◆ RAW DATA ◆
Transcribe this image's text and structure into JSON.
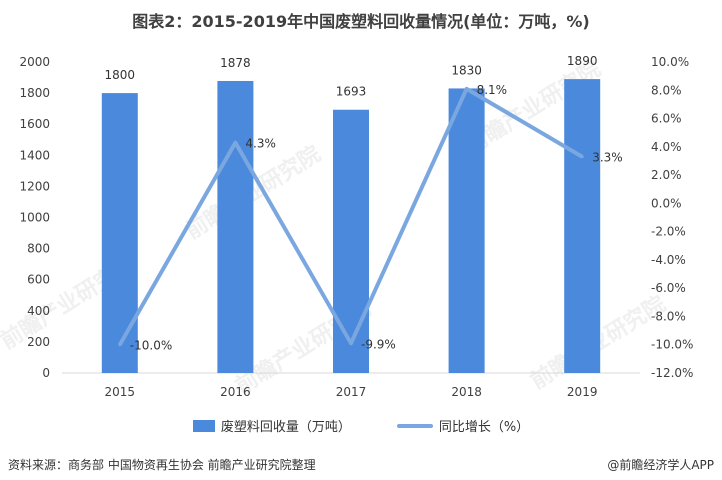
{
  "title": "图表2：2015-2019年中国废塑料回收量情况(单位：万吨，%)",
  "footer": {
    "source": "资料来源：商务部 中国物资再生协会 前瞻产业研究院整理",
    "brand": "@前瞻经济学人APP"
  },
  "watermark": "前瞻产业研究院",
  "colors": {
    "bar": "#4A89DC",
    "line": "#7AA7E0",
    "grid": "#D9D9D9",
    "text": "#404040"
  },
  "chart_data": {
    "type": "bar",
    "categories": [
      "2015",
      "2016",
      "2017",
      "2018",
      "2019"
    ],
    "series": [
      {
        "name": "废塑料回收量（万吨）",
        "kind": "bar",
        "axis": "left",
        "values": [
          1800,
          1878,
          1693,
          1830,
          1890
        ],
        "labels": [
          "1800",
          "1878",
          "1693",
          "1830",
          "1890"
        ]
      },
      {
        "name": "同比增长（%）",
        "kind": "line",
        "axis": "right",
        "values": [
          -10.0,
          4.3,
          -9.9,
          8.1,
          3.3
        ],
        "labels": [
          "-10.0%",
          "4.3%",
          "-9.9%",
          "8.1%",
          "3.3%"
        ]
      }
    ],
    "yleft": {
      "ylim": [
        0,
        2000
      ],
      "ticks": [
        0,
        200,
        400,
        600,
        800,
        1000,
        1200,
        1400,
        1600,
        1800,
        2000
      ]
    },
    "yright": {
      "ylim": [
        -12,
        10
      ],
      "ticks": [
        "-12.0%",
        "-10.0%",
        "-8.0%",
        "-6.0%",
        "-4.0%",
        "-2.0%",
        "0.0%",
        "2.0%",
        "4.0%",
        "6.0%",
        "8.0%",
        "10.0%"
      ]
    },
    "grid": false,
    "legend": "bottom"
  }
}
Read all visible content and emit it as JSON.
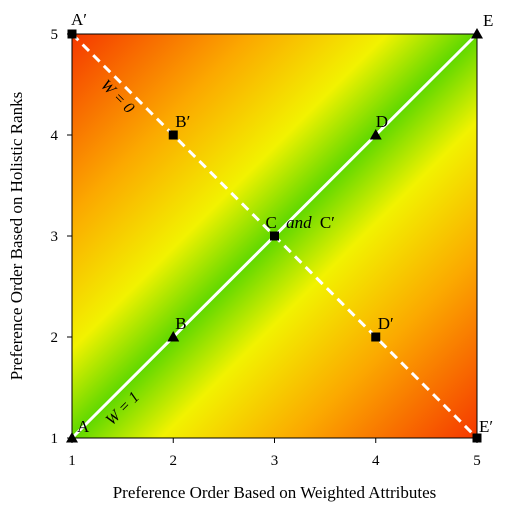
{
  "chart_data": {
    "type": "scatter",
    "xlabel": "Preference Order Based on Weighted Attributes",
    "ylabel": "Preference Order Based on Holistic Ranks",
    "xlim": [
      1,
      5
    ],
    "ylim": [
      1,
      5
    ],
    "x_ticks": [
      "1",
      "2",
      "3",
      "4",
      "5"
    ],
    "y_ticks": [
      "1",
      "2",
      "3",
      "4",
      "5"
    ],
    "grid": false,
    "background": "gradient: green along diagonal y=x, through yellow and orange, to red at the top-left and bottom-right corners",
    "colors": {
      "diagonal": "#5ed800",
      "yellow": "#f2f200",
      "orange": "#fba900",
      "corner": "#f53800",
      "line": "#ffffff",
      "marker": "#000000"
    },
    "series": [
      {
        "marker": "triangle",
        "line": "solid",
        "line_label": "W = 1",
        "points": [
          {
            "x": 1,
            "y": 1,
            "label": "A"
          },
          {
            "x": 2,
            "y": 2,
            "label": "B"
          },
          {
            "x": 3,
            "y": 3,
            "label": ""
          },
          {
            "x": 4,
            "y": 4,
            "label": "D"
          },
          {
            "x": 5,
            "y": 5,
            "label": "E"
          }
        ]
      },
      {
        "marker": "square",
        "line": "dashed",
        "line_label": "W = 0",
        "points": [
          {
            "x": 1,
            "y": 5,
            "label": "A′"
          },
          {
            "x": 2,
            "y": 4,
            "label": "B′"
          },
          {
            "x": 3,
            "y": 3,
            "label": ""
          },
          {
            "x": 4,
            "y": 2,
            "label": "D′"
          },
          {
            "x": 5,
            "y": 1,
            "label": "E′"
          }
        ]
      }
    ],
    "center_label": {
      "x": 3,
      "y": 3,
      "pre": "C",
      "mid": "and",
      "post": "C′"
    }
  }
}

◆ WHAT YOU NEED TO DO ◆
Reproduce every record above exactly, but leave out the pictures.

◆ OUTPUT OF THE TASK ◆
Transcribe this image's text and structure into JSON.
{
  "title": "图表2：2015-2019年中国废塑料回收量情况(单位：万吨，%)",
  "footer": {
    "source": "资料来源：商务部 中国物资再生协会 前瞻产业研究院整理",
    "brand": "@前瞻经济学人APP"
  },
  "watermark": "前瞻产业研究院",
  "colors": {
    "bar": "#4A89DC",
    "line": "#7AA7E0",
    "grid": "#D9D9D9",
    "text": "#404040"
  },
  "chart_data": {
    "type": "bar",
    "categories": [
      "2015",
      "2016",
      "2017",
      "2018",
      "2019"
    ],
    "series": [
      {
        "name": "废塑料回收量（万吨）",
        "kind": "bar",
        "axis": "left",
        "values": [
          1800,
          1878,
          1693,
          1830,
          1890
        ],
        "labels": [
          "1800",
          "1878",
          "1693",
          "1830",
          "1890"
        ]
      },
      {
        "name": "同比增长（%）",
        "kind": "line",
        "axis": "right",
        "values": [
          -10.0,
          4.3,
          -9.9,
          8.1,
          3.3
        ],
        "labels": [
          "-10.0%",
          "4.3%",
          "-9.9%",
          "8.1%",
          "3.3%"
        ]
      }
    ],
    "yleft": {
      "ylim": [
        0,
        2000
      ],
      "ticks": [
        0,
        200,
        400,
        600,
        800,
        1000,
        1200,
        1400,
        1600,
        1800,
        2000
      ]
    },
    "yright": {
      "ylim": [
        -12,
        10
      ],
      "ticks": [
        "-12.0%",
        "-10.0%",
        "-8.0%",
        "-6.0%",
        "-4.0%",
        "-2.0%",
        "0.0%",
        "2.0%",
        "4.0%",
        "6.0%",
        "8.0%",
        "10.0%"
      ]
    },
    "grid": false,
    "legend": "bottom"
  }
}
Read all visible content and emit it as JSON.
{
  "chart_data": {
    "type": "scatter",
    "xlabel": "Preference Order Based on Weighted Attributes",
    "ylabel": "Preference Order Based on Holistic Ranks",
    "xlim": [
      1,
      5
    ],
    "ylim": [
      1,
      5
    ],
    "x_ticks": [
      "1",
      "2",
      "3",
      "4",
      "5"
    ],
    "y_ticks": [
      "1",
      "2",
      "3",
      "4",
      "5"
    ],
    "grid": false,
    "background": "gradient: green along diagonal y=x, through yellow and orange, to red at the top-left and bottom-right corners",
    "colors": {
      "diagonal": "#5ed800",
      "yellow": "#f2f200",
      "orange": "#fba900",
      "corner": "#f53800",
      "line": "#ffffff",
      "marker": "#000000"
    },
    "series": [
      {
        "marker": "triangle",
        "line": "solid",
        "line_label": "W = 1",
        "points": [
          {
            "x": 1,
            "y": 1,
            "label": "A"
          },
          {
            "x": 2,
            "y": 2,
            "label": "B"
          },
          {
            "x": 3,
            "y": 3,
            "label": ""
          },
          {
            "x": 4,
            "y": 4,
            "label": "D"
          },
          {
            "x": 5,
            "y": 5,
            "label": "E"
          }
        ]
      },
      {
        "marker": "square",
        "line": "dashed",
        "line_label": "W = 0",
        "points": [
          {
            "x": 1,
            "y": 5,
            "label": "A′"
          },
          {
            "x": 2,
            "y": 4,
            "label": "B′"
          },
          {
            "x": 3,
            "y": 3,
            "label": ""
          },
          {
            "x": 4,
            "y": 2,
            "label": "D′"
          },
          {
            "x": 5,
            "y": 1,
            "label": "E′"
          }
        ]
      }
    ],
    "center_label": {
      "x": 3,
      "y": 3,
      "pre": "C",
      "mid": "and",
      "post": "C′"
    }
  }
}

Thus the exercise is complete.